** start Task material **

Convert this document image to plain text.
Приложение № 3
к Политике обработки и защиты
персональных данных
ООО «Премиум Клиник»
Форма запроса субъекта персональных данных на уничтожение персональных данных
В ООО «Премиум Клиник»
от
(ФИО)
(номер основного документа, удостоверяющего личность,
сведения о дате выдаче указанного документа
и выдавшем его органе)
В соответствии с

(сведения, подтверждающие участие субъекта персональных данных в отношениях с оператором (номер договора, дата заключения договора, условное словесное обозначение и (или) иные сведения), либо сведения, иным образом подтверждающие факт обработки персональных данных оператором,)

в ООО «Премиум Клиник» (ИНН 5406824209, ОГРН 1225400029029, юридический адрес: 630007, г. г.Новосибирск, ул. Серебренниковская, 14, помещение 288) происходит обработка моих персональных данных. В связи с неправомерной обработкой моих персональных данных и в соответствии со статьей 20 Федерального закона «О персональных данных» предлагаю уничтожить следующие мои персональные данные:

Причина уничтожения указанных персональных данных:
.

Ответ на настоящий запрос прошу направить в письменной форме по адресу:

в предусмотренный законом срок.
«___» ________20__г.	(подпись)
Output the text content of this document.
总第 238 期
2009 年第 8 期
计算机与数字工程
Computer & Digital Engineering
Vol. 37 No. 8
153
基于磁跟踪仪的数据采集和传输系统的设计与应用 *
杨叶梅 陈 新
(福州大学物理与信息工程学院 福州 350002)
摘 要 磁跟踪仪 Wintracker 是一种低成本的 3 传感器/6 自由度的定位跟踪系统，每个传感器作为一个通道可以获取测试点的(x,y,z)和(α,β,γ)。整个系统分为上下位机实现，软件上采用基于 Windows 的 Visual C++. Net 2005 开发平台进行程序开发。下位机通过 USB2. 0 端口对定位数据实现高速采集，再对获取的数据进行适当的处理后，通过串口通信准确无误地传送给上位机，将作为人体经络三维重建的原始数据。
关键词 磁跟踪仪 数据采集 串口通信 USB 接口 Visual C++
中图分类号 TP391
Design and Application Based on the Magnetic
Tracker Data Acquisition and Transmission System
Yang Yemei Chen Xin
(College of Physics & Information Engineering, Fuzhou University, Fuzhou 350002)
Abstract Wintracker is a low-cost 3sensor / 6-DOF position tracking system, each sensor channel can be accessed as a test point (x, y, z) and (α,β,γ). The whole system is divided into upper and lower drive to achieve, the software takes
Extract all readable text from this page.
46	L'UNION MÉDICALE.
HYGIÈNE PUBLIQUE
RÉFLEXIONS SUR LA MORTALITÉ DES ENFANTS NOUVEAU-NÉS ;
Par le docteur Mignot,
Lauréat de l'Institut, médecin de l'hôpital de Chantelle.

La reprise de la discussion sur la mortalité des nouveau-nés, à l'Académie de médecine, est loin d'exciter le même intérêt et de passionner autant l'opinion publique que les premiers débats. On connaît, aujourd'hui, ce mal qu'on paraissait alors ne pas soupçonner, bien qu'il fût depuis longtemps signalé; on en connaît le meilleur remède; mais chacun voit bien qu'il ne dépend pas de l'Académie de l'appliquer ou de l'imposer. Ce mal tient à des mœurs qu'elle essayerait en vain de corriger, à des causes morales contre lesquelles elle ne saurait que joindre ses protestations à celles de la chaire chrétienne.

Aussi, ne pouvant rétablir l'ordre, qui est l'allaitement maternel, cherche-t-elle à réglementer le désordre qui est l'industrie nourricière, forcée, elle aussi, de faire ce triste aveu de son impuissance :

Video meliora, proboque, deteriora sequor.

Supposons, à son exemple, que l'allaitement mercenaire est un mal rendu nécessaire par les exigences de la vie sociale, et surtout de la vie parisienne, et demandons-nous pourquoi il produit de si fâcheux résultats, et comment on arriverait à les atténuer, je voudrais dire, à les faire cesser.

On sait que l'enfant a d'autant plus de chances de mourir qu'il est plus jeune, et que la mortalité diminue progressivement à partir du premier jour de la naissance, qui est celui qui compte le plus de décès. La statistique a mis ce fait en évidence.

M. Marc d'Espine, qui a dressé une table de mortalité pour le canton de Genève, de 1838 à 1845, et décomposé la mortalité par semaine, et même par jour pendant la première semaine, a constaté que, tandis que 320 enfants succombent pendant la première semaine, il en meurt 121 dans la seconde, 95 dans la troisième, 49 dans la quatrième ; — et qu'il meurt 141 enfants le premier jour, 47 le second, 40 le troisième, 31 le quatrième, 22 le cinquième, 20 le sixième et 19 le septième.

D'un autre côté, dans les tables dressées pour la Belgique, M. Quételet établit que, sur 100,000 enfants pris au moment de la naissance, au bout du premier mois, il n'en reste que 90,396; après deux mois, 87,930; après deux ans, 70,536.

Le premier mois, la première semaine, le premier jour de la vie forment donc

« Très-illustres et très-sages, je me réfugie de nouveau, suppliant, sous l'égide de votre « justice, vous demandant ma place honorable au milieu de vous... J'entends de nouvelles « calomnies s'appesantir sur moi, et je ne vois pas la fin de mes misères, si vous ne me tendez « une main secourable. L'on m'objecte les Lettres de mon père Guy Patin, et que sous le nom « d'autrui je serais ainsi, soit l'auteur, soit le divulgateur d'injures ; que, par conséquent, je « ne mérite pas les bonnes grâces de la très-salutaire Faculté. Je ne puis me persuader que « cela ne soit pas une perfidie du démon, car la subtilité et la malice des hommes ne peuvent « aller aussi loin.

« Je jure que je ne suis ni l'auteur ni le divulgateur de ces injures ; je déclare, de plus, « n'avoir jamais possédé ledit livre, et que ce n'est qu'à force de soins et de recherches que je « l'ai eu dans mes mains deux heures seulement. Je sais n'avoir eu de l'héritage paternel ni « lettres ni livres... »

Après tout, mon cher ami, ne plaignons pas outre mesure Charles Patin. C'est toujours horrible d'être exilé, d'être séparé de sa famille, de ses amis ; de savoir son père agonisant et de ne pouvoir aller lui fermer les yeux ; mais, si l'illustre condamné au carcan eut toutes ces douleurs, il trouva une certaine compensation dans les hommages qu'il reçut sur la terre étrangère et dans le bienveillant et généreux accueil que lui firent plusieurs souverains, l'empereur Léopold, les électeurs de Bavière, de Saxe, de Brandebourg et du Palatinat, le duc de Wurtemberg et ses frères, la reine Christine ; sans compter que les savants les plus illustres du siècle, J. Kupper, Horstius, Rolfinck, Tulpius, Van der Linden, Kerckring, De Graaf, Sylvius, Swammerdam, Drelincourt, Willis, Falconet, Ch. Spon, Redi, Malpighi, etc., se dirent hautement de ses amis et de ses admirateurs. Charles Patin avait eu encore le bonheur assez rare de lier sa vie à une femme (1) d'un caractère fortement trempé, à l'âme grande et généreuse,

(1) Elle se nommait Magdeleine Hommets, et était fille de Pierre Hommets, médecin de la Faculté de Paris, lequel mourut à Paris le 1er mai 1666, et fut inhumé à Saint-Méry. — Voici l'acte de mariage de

** end Task material **

- _Task requirements_:
Output the full listing exactly as it stands.

- _Answer for this exercise_:
Convert this document image to plain text.
Приложение № 3
к Политике обработки и защиты
персональных данных
ООО «Премиум Клиник»
Форма запроса субъекта персональных данных на уничтожение персональных данных
В ООО «Премиум Клиник»
от
(ФИО)
(номер основного документа, удостоверяющего личность,
сведения о дате выдаче указанного документа
и выдавшем его органе)
В соответствии с

(сведения, подтверждающие участие субъекта персональных данных в отношениях с оператором (номер договора, дата заключения договора, условное словесное обозначение и (или) иные сведения), либо сведения, иным образом подтверждающие факт обработки персональных данных оператором,)

в ООО «Премиум Клиник» (ИНН 5406824209, ОГРН 1225400029029, юридический адрес: 630007, г. г.Новосибирск, ул. Серебренниковская, 14, помещение 288) происходит обработка моих персональных данных. В связи с неправомерной обработкой моих персональных данных и в соответствии со статьей 20 Федерального закона «О персональных данных» предлагаю уничтожить следующие мои персональные данные:

Причина уничтожения указанных персональных данных:
.

Ответ на настоящий запрос прошу направить в письменной форме по адресу:

в предусмотренный законом срок.
«___» ________20__г.	(подпись)
Output the text content of this document.
总第 238 期
2009 年第 8 期
计算机与数字工程
Computer & Digital Engineering
Vol. 37 No. 8
153
基于磁跟踪仪的数据采集和传输系统的设计与应用 *
杨叶梅 陈 新
(福州大学物理与信息工程学院 福州 350002)
摘 要 磁跟踪仪 Wintracker 是一种低成本的 3 传感器/6 自由度的定位跟踪系统，每个传感器作为一个通道可以获取测试点的(x,y,z)和(α,β,γ)。整个系统分为上下位机实现，软件上采用基于 Windows 的 Visual C++. Net 2005 开发平台进行程序开发。下位机通过 USB2. 0 端口对定位数据实现高速采集，再对获取的数据进行适当的处理后，通过串口通信准确无误地传送给上位机，将作为人体经络三维重建的原始数据。
关键词 磁跟踪仪 数据采集 串口通信 USB 接口 Visual C++
中图分类号 TP391
Design and Application Based on the Magnetic
Tracker Data Acquisition and Transmission System
Yang Yemei Chen Xin
(College of Physics & Information Engineering, Fuzhou University, Fuzhou 350002)
Abstract Wintracker is a low-cost 3sensor / 6-DOF position tracking system, each sensor channel can be accessed as a test point (x, y, z) and (α,β,γ). The whole system is divided into upper and lower drive to achieve, the software takes
Extract all readable text from this page.
46	L'UNION MÉDICALE.
HYGIÈNE PUBLIQUE
RÉFLEXIONS SUR LA MORTALITÉ DES ENFANTS NOUVEAU-NÉS ;
Par le docteur Mignot,
Lauréat de l'Institut, médecin de l'hôpital de Chantelle.

La reprise de la discussion sur la mortalité des nouveau-nés, à l'Académie de médecine, est loin d'exciter le même intérêt et de passionner autant l'opinion publique que les premiers débats. On connaît, aujourd'hui, ce mal qu'on paraissait alors ne pas soupçonner, bien qu'il fût depuis longtemps signalé; on en connaît le meilleur remède; mais chacun voit bien qu'il ne dépend pas de l'Académie de l'appliquer ou de l'imposer. Ce mal tient à des mœurs qu'elle essayerait en vain de corriger, à des causes morales contre lesquelles elle ne saurait que joindre ses protestations à celles de la chaire chrétienne.

Aussi, ne pouvant rétablir l'ordre, qui est l'allaitement maternel, cherche-t-elle à réglementer le désordre qui est l'industrie nourricière, forcée, elle aussi, de faire ce triste aveu de son impuissance :

Video meliora, proboque, deteriora sequor.

Supposons, à son exemple, que l'allaitement mercenaire est un mal rendu nécessaire par les exigences de la vie sociale, et surtout de la vie parisienne, et demandons-nous pourquoi il produit de si fâcheux résultats, et comment on arriverait à les atténuer, je voudrais dire, à les faire cesser.

On sait que l'enfant a d'autant plus de chances de mourir qu'il est plus jeune, et que la mortalité diminue progressivement à partir du premier jour de la naissance, qui est celui qui compte le plus de décès. La statistique a mis ce fait en évidence.

M. Marc d'Espine, qui a dressé une table de mortalité pour le canton de Genève, de 1838 à 1845, et décomposé la mortalité par semaine, et même par jour pendant la première semaine, a constaté que, tandis que 320 enfants succombent pendant la première semaine, il en meurt 121 dans la seconde, 95 dans la troisième, 49 dans la quatrième ; — et qu'il meurt 141 enfants le premier jour, 47 le second, 40 le troisième, 31 le quatrième, 22 le cinquième, 20 le sixième et 19 le septième.

D'un autre côté, dans les tables dressées pour la Belgique, M. Quételet établit que, sur 100,000 enfants pris au moment de la naissance, au bout du premier mois, il n'en reste que 90,396; après deux mois, 87,930; après deux ans, 70,536.

Le premier mois, la première semaine, le premier jour de la vie forment donc

« Très-illustres et très-sages, je me réfugie de nouveau, suppliant, sous l'égide de votre « justice, vous demandant ma place honorable au milieu de vous... J'entends de nouvelles « calomnies s'appesantir sur moi, et je ne vois pas la fin de mes misères, si vous ne me tendez « une main secourable. L'on m'objecte les Lettres de mon père Guy Patin, et que sous le nom « d'autrui je serais ainsi, soit l'auteur, soit le divulgateur d'injures ; que, par conséquent, je « ne mérite pas les bonnes grâces de la très-salutaire Faculté. Je ne puis me persuader que « cela ne soit pas une perfidie du démon, car la subtilité et la malice des hommes ne peuvent « aller aussi loin.

« Je jure que je ne suis ni l'auteur ni le divulgateur de ces injures ; je déclare, de plus, « n'avoir jamais possédé ledit livre, et que ce n'est qu'à force de soins et de recherches que je « l'ai eu dans mes mains deux heures seulement. Je sais n'avoir eu de l'héritage paternel ni « lettres ni livres... »

Après tout, mon cher ami, ne plaignons pas outre mesure Charles Patin. C'est toujours horrible d'être exilé, d'être séparé de sa famille, de ses amis ; de savoir son père agonisant et de ne pouvoir aller lui fermer les yeux ; mais, si l'illustre condamné au carcan eut toutes ces douleurs, il trouva une certaine compensation dans les hommages qu'il reçut sur la terre étrangère et dans le bienveillant et généreux accueil que lui firent plusieurs souverains, l'empereur Léopold, les électeurs de Bavière, de Saxe, de Brandebourg et du Palatinat, le duc de Wurtemberg et ses frères, la reine Christine ; sans compter que les savants les plus illustres du siècle, J. Kupper, Horstius, Rolfinck, Tulpius, Van der Linden, Kerckring, De Graaf, Sylvius, Swammerdam, Drelincourt, Willis, Falconet, Ch. Spon, Redi, Malpighi, etc., se dirent hautement de ses amis et de ses admirateurs. Charles Patin avait eu encore le bonheur assez rare de lier sa vie à une femme (1) d'un caractère fortement trempé, à l'âme grande et généreuse,

(1) Elle se nommait Magdeleine Hommets, et était fille de Pierre Hommets, médecin de la Faculté de Paris, lequel mourut à Paris le 1er mai 1666, et fut inhumé à Saint-Méry. — Voici l'acte de mariage de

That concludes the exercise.